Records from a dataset
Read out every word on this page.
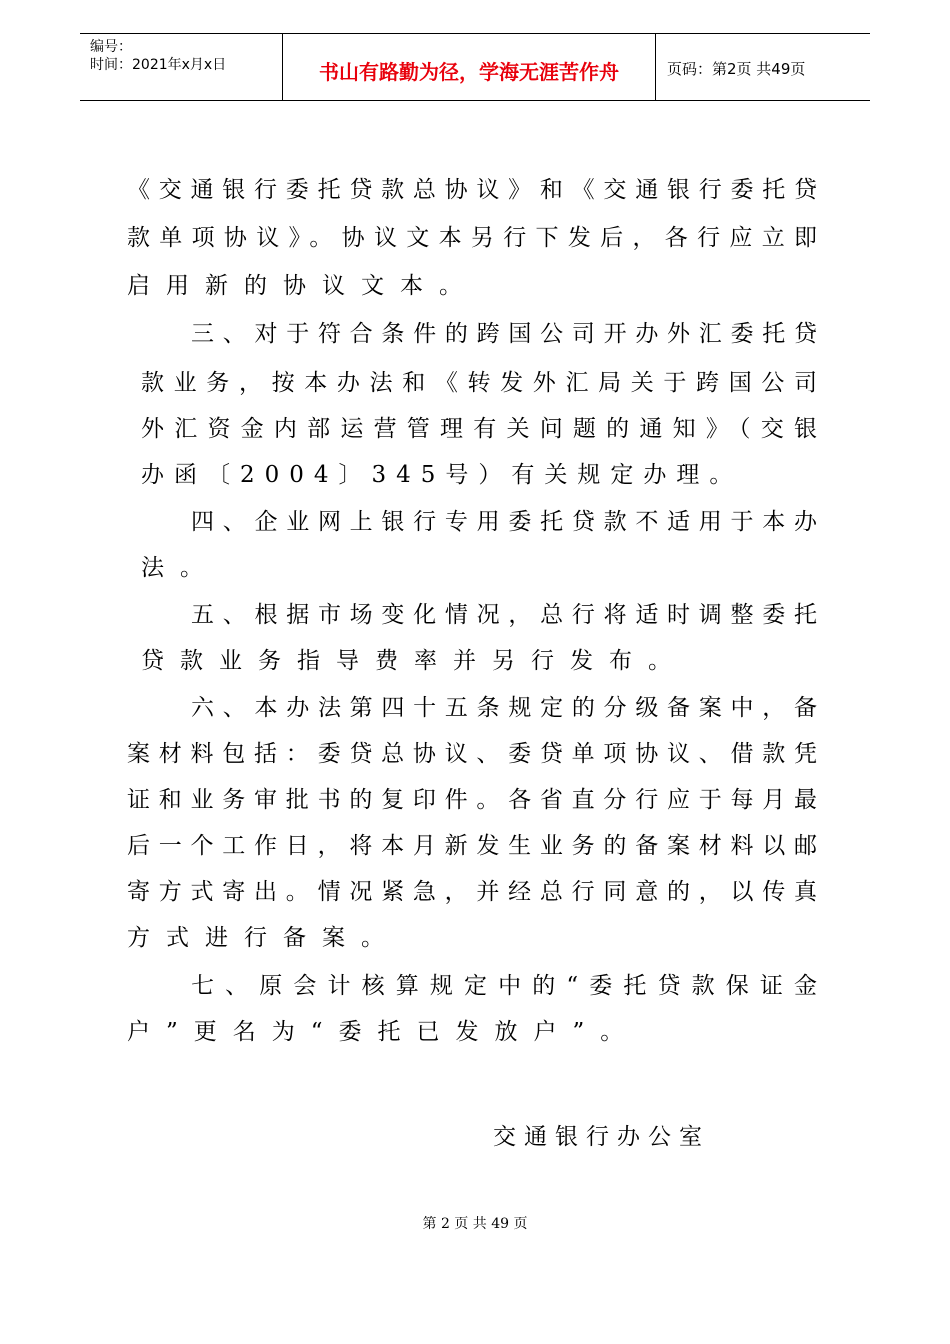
编号：
时间：2021年x月x日	书山有路勤为径，学海无涯苦作舟	页码：第2页 共49页
《交通银行委托贷款总协议》和《交通银行委托贷
款单项协议》。协议文本另行下发后，各行应立即
启用新的协议文本。
三、对于符合条件的跨国公司开办外汇委托贷
款业务，按本办法和《转发外汇局关于跨国公司
外汇资金内部运营管理有关问题的通知》（交银
办函〔2004〕345号）有关规定办理。
四、企业网上银行专用委托贷款不适用于本办
法。
五、根据市场变化情况，总行将适时调整委托
贷款业务指导费率并另行发布。
六、本办法第四十五条规定的分级备案中，备
案材料包括：委贷总协议、委贷单项协议、借款凭
证和业务审批书的复印件。各省直分行应于每月最
后一个工作日，将本月新发生业务的备案材料以邮
寄方式寄出。情况紧急，并经总行同意的，以传真
方式进行备案。
七、原会计核算规定中的“委托贷款保证金
户”更名为“委托已发放户”。
交通银行办公室
第 2 页 共 49 页
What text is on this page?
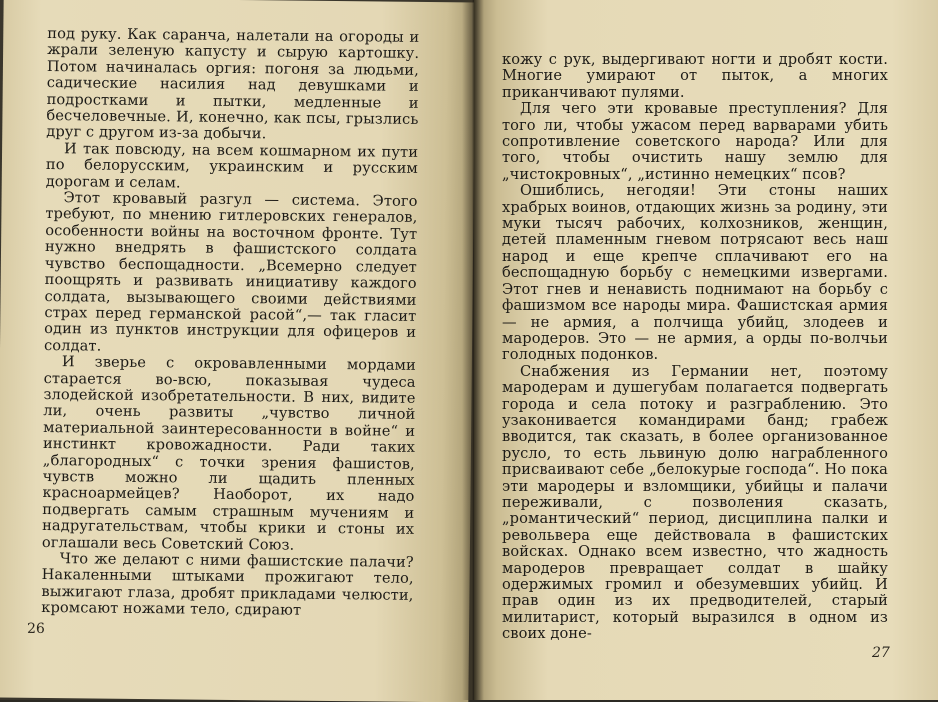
под руку. Как саранча, налетали на огороды и жрали зеленую капусту и сырую картошку. Потом начиналась оргия: погоня за людьми, садические насилия над девушками и подростками и пытки, медленные и бесчеловечные. И, конечно, как псы, грызлись друг с другом из-за добычи.

И так повсюду, на всем кошмарном их пути по белорусским, украинским и русским дорогам и селам.

Этот кровавый разгул — система. Этого требуют, по мнению гитлеровских генералов, особенности войны на восточном фронте. Тут нужно внедрять в фашистского солдата чувство беспощадности. „Всемерно следует поощрять и развивать инициативу каждого солдата, вызывающего своими действиями страх перед германской расой“,— так гласит один из пунктов инструкции для офицеров и солдат.

И зверье с окровавленными мордами старается во-всю, показывая чудеса злодейской изобретательности. В них, видите ли, очень развиты „чувство личной материальной заинтересованности в войне“ и инстинкт кровожадности. Ради таких „благородных“ с точки зрения фашистов, чувств можно ли щадить пленных красноармейцев? Наоборот, их надо подвергать самым страшным мучениям и надругательствам, чтобы крики и стоны их оглашали весь Советский Союз.

Что же делают с ними фашистские палачи? Накаленными штыками прожигают тело, выжигают глаза, дробят прикладами челюсти, кромсают ножами тело, сдирают

26

кожу с рук, выдергивают ногти и дробят кости. Многие умирают от пыток, а многих приканчивают пулями.

Для чего эти кровавые преступления? Для того ли, чтобы ужасом перед варварами убить сопротивление советского народа? Или для того, чтобы очистить нашу землю для „чистокровных“, „истинно немецких“ псов?

Ошиблись, негодяи! Эти стоны наших храбрых воинов, отдающих жизнь за родину, эти муки тысяч рабочих, колхозников, женщин, детей пламенным гневом потрясают весь наш народ и еще крепче сплачивают его на беспощадную борьбу с немецкими извергами. Этот гнев и ненависть поднимают на борьбу с фашизмом все народы мира. Фашистская армия — не армия, а полчища убийц, злодеев и мародеров. Это — не армия, а орды по-волчьи голодных подонков.

Снабжения из Германии нет, поэтому мародерам и душегубам полагается подвергать города и села потоку и разграблению. Это узаконивается командирами банд; грабеж вводится, так сказать, в более организованное русло, то есть львиную долю награбленного присваивают себе „белокурые господа“. Но пока эти мародеры и взломщики, убийцы и палачи переживали, с позволения сказать, „романтический“ период, дисциплина палки и револьвера еще действовала в фашистских войсках. Однако всем известно, что жадность мародеров превращает солдат в шайку одержимых громил и обезумевших убийц. И прав один из их предводителей, старый милитарист, который выразился в одном из своих доне-

27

▸ **Task objective**:
Looking at the material above, count the lines that hold "перед" and give the total alone.

▸ **The reply**:
2